* BEGIN Records shown *
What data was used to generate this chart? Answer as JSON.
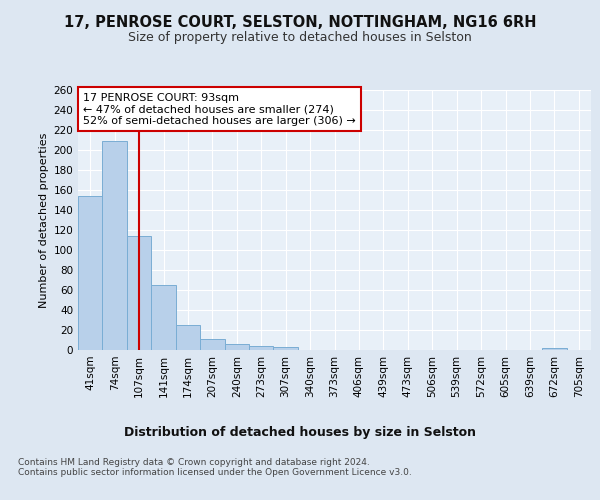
{
  "title": "17, PENROSE COURT, SELSTON, NOTTINGHAM, NG16 6RH",
  "subtitle": "Size of property relative to detached houses in Selston",
  "xlabel": "Distribution of detached houses by size in Selston",
  "ylabel": "Number of detached properties",
  "bar_labels": [
    "41sqm",
    "74sqm",
    "107sqm",
    "141sqm",
    "174sqm",
    "207sqm",
    "240sqm",
    "273sqm",
    "307sqm",
    "340sqm",
    "373sqm",
    "406sqm",
    "439sqm",
    "473sqm",
    "506sqm",
    "539sqm",
    "572sqm",
    "605sqm",
    "639sqm",
    "672sqm",
    "705sqm"
  ],
  "bar_values": [
    154,
    209,
    114,
    65,
    25,
    11,
    6,
    4,
    3,
    0,
    0,
    0,
    0,
    0,
    0,
    0,
    0,
    0,
    0,
    2,
    0
  ],
  "bar_color": "#b8d0ea",
  "bar_edge_color": "#7aadd4",
  "bg_color": "#dde7f2",
  "plot_bg_color": "#e8f0f8",
  "grid_color": "#ffffff",
  "vline_x": 2.0,
  "vline_color": "#cc0000",
  "annotation_text": "17 PENROSE COURT: 93sqm\n← 47% of detached houses are smaller (274)\n52% of semi-detached houses are larger (306) →",
  "annotation_box_color": "#ffffff",
  "annotation_box_edge": "#cc0000",
  "footer": "Contains HM Land Registry data © Crown copyright and database right 2024.\nContains public sector information licensed under the Open Government Licence v3.0.",
  "ylim": [
    0,
    260
  ],
  "yticks": [
    0,
    20,
    40,
    60,
    80,
    100,
    120,
    140,
    160,
    180,
    200,
    220,
    240,
    260
  ],
  "title_fontsize": 10.5,
  "subtitle_fontsize": 9,
  "tick_fontsize": 7.5,
  "ylabel_fontsize": 8,
  "xlabel_fontsize": 9,
  "footer_fontsize": 6.5,
  "annotation_fontsize": 8
}
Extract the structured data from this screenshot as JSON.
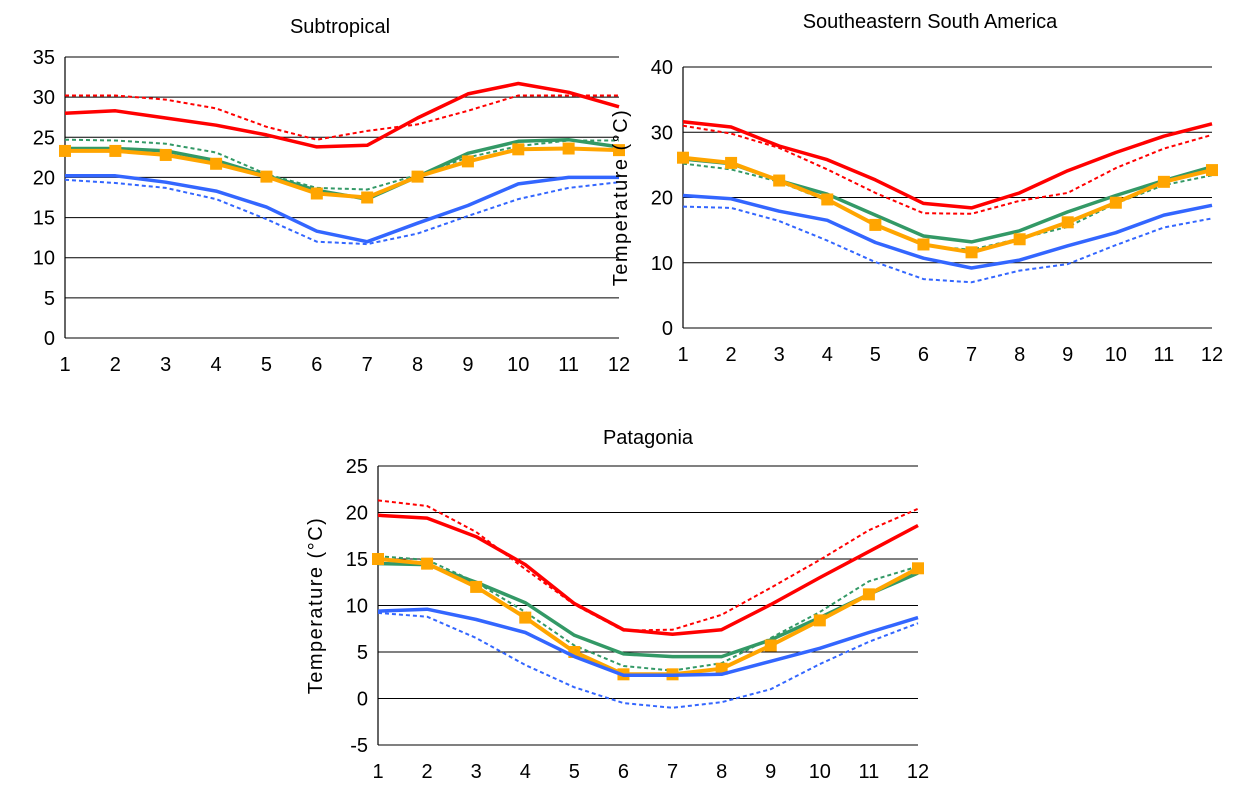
{
  "chart_data": [
    {
      "type": "line",
      "title": "Subtropical",
      "xlabel": "",
      "ylabel": "",
      "x": [
        1,
        2,
        3,
        4,
        5,
        6,
        7,
        8,
        9,
        10,
        11,
        12
      ],
      "ylim": [
        0,
        35
      ],
      "yticks": [
        0,
        5,
        10,
        15,
        20,
        25,
        30,
        35
      ],
      "grid": true,
      "series": [
        {
          "color": "#ff0000",
          "style": "solid",
          "values": [
            28.0,
            28.3,
            27.4,
            26.5,
            25.3,
            23.8,
            24.0,
            27.4,
            30.4,
            31.7,
            30.6,
            28.8
          ]
        },
        {
          "color": "#ff0000",
          "style": "dotted",
          "values": [
            30.2,
            30.2,
            29.7,
            28.6,
            26.3,
            24.7,
            25.8,
            26.6,
            28.3,
            30.2,
            30.2,
            30.2
          ]
        },
        {
          "color": "#339966",
          "style": "solid",
          "values": [
            23.6,
            23.6,
            23.3,
            22.1,
            20.2,
            18.4,
            17.3,
            20.1,
            23.0,
            24.5,
            24.7,
            23.8
          ]
        },
        {
          "color": "#339966",
          "style": "dotted",
          "values": [
            24.7,
            24.6,
            24.2,
            23.1,
            20.4,
            18.7,
            18.5,
            20.3,
            22.5,
            23.9,
            24.6,
            24.6
          ]
        },
        {
          "color": "#ffa500",
          "style": "solid-marker",
          "values": [
            23.3,
            23.3,
            22.8,
            21.7,
            20.1,
            18.0,
            17.5,
            20.1,
            22.0,
            23.5,
            23.6,
            23.4
          ]
        },
        {
          "color": "#3366ff",
          "style": "solid",
          "values": [
            20.2,
            20.2,
            19.4,
            18.3,
            16.3,
            13.3,
            12.0,
            14.3,
            16.5,
            19.2,
            20.0,
            20.0
          ]
        },
        {
          "color": "#3366ff",
          "style": "dotted",
          "values": [
            19.7,
            19.3,
            18.7,
            17.3,
            14.8,
            12.0,
            11.7,
            13.0,
            15.2,
            17.3,
            18.7,
            19.4
          ]
        }
      ]
    },
    {
      "type": "line",
      "title": "Southeastern South America",
      "xlabel": "",
      "ylabel": "Temperature (°C)",
      "x": [
        1,
        2,
        3,
        4,
        5,
        6,
        7,
        8,
        9,
        10,
        11,
        12
      ],
      "ylim": [
        0,
        40
      ],
      "yticks": [
        0,
        10,
        20,
        30,
        40
      ],
      "grid": true,
      "series": [
        {
          "color": "#ff0000",
          "style": "solid",
          "values": [
            31.6,
            30.8,
            27.9,
            25.8,
            22.7,
            19.1,
            18.4,
            20.7,
            24.1,
            26.9,
            29.4,
            31.3
          ]
        },
        {
          "color": "#ff0000",
          "style": "dotted",
          "values": [
            31.0,
            29.8,
            27.6,
            24.3,
            20.7,
            17.6,
            17.5,
            19.5,
            20.7,
            24.5,
            27.5,
            29.6
          ]
        },
        {
          "color": "#339966",
          "style": "solid",
          "values": [
            25.9,
            25.2,
            22.6,
            20.5,
            17.3,
            14.1,
            13.2,
            14.9,
            17.8,
            20.3,
            22.6,
            24.7
          ]
        },
        {
          "color": "#339966",
          "style": "dotted",
          "values": [
            25.2,
            24.3,
            22.4,
            19.5,
            16.0,
            12.6,
            12.0,
            13.7,
            15.5,
            19.1,
            21.9,
            23.4
          ]
        },
        {
          "color": "#ffa500",
          "style": "solid-marker",
          "values": [
            26.1,
            25.3,
            22.6,
            19.7,
            15.8,
            12.8,
            11.6,
            13.6,
            16.2,
            19.2,
            22.4,
            24.2
          ]
        },
        {
          "color": "#3366ff",
          "style": "solid",
          "values": [
            20.3,
            19.8,
            17.9,
            16.5,
            13.1,
            10.7,
            9.2,
            10.4,
            12.6,
            14.6,
            17.3,
            18.8
          ]
        },
        {
          "color": "#3366ff",
          "style": "dotted",
          "values": [
            18.6,
            18.4,
            16.4,
            13.4,
            10.1,
            7.5,
            7.0,
            8.8,
            9.8,
            12.7,
            15.4,
            16.8
          ]
        }
      ]
    },
    {
      "type": "line",
      "title": "Patagonia",
      "xlabel": "",
      "ylabel": "Temperature (°C)",
      "x": [
        1,
        2,
        3,
        4,
        5,
        6,
        7,
        8,
        9,
        10,
        11,
        12
      ],
      "ylim": [
        -5,
        25
      ],
      "yticks": [
        -5,
        0,
        5,
        10,
        15,
        20,
        25
      ],
      "grid": true,
      "series": [
        {
          "color": "#ff0000",
          "style": "solid",
          "values": [
            19.7,
            19.4,
            17.4,
            14.4,
            10.2,
            7.4,
            6.9,
            7.4,
            10.1,
            13.0,
            15.8,
            18.6
          ]
        },
        {
          "color": "#ff0000",
          "style": "dotted",
          "values": [
            21.3,
            20.7,
            17.9,
            13.9,
            10.1,
            7.3,
            7.4,
            9.0,
            11.9,
            14.9,
            18.1,
            20.4
          ]
        },
        {
          "color": "#339966",
          "style": "solid",
          "values": [
            14.5,
            14.4,
            12.5,
            10.3,
            6.8,
            4.8,
            4.5,
            4.5,
            6.3,
            8.7,
            11.2,
            13.5
          ]
        },
        {
          "color": "#339966",
          "style": "dotted",
          "values": [
            15.3,
            14.9,
            12.5,
            9.3,
            5.7,
            3.5,
            3.0,
            3.8,
            6.5,
            9.3,
            12.6,
            14.2
          ]
        },
        {
          "color": "#ffa500",
          "style": "solid-marker",
          "values": [
            15.0,
            14.5,
            12.0,
            8.7,
            5.0,
            2.6,
            2.6,
            3.2,
            5.7,
            8.4,
            11.2,
            14.0
          ]
        },
        {
          "color": "#3366ff",
          "style": "solid",
          "values": [
            9.4,
            9.6,
            8.5,
            7.1,
            4.5,
            2.5,
            2.5,
            2.6,
            4.0,
            5.4,
            7.1,
            8.7
          ]
        },
        {
          "color": "#3366ff",
          "style": "dotted",
          "values": [
            9.2,
            8.8,
            6.5,
            3.6,
            1.2,
            -0.5,
            -1.0,
            -0.4,
            1.0,
            3.7,
            6.1,
            8.1
          ]
        }
      ]
    }
  ]
}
* END Records shown *
Requirement: Filter the entries and copy out every line with the word "detached".

Correct response:
  "subtitle": "Size of property relative to detached houses in Selston",
  "xlabel": "Distribution of detached houses by size in Selston",
  "ylabel": "Number of detached properties",
  "annotation_text": "17 PENROSE COURT: 93sqm\n← 47% of detached houses are smaller (274)\n52% of semi-detached houses are larger (306) →",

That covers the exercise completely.